Saved entries
++++++

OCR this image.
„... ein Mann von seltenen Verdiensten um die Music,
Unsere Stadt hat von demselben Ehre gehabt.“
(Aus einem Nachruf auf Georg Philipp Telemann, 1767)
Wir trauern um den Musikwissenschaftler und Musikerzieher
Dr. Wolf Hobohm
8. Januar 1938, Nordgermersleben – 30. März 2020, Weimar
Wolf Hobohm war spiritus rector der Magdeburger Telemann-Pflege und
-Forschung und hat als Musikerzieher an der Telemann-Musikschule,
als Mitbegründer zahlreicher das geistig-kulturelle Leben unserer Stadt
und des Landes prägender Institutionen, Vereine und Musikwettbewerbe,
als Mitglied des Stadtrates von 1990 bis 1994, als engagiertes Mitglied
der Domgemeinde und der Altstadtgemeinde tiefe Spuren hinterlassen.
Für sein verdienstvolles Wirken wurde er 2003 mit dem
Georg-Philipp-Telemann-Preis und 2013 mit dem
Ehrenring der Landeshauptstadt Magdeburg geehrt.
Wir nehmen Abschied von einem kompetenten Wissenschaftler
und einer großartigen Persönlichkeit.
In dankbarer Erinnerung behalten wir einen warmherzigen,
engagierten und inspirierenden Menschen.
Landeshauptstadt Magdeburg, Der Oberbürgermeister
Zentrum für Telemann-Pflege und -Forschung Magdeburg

++++++

## Task description
Copy each record from above exactly, and include every line.

## Result of the task
OCR this image.
„... ein Mann von seltenen Verdiensten um die Music,
Unsere Stadt hat von demselben Ehre gehabt.“
(Aus einem Nachruf auf Georg Philipp Telemann, 1767)
Wir trauern um den Musikwissenschaftler und Musikerzieher
Dr. Wolf Hobohm
8. Januar 1938, Nordgermersleben – 30. März 2020, Weimar
Wolf Hobohm war spiritus rector der Magdeburger Telemann-Pflege und
-Forschung und hat als Musikerzieher an der Telemann-Musikschule,
als Mitbegründer zahlreicher das geistig-kulturelle Leben unserer Stadt
und des Landes prägender Institutionen, Vereine und Musikwettbewerbe,
als Mitglied des Stadtrates von 1990 bis 1994, als engagiertes Mitglied
der Domgemeinde und der Altstadtgemeinde tiefe Spuren hinterlassen.
Für sein verdienstvolles Wirken wurde er 2003 mit dem
Georg-Philipp-Telemann-Preis und 2013 mit dem
Ehrenring der Landeshauptstadt Magdeburg geehrt.
Wir nehmen Abschied von einem kompetenten Wissenschaftler
und einer großartigen Persönlichkeit.
In dankbarer Erinnerung behalten wir einen warmherzigen,
engagierten und inspirierenden Menschen.
Landeshauptstadt Magdeburg, Der Oberbürgermeister
Zentrum für Telemann-Pflege und -Forschung Magdeburg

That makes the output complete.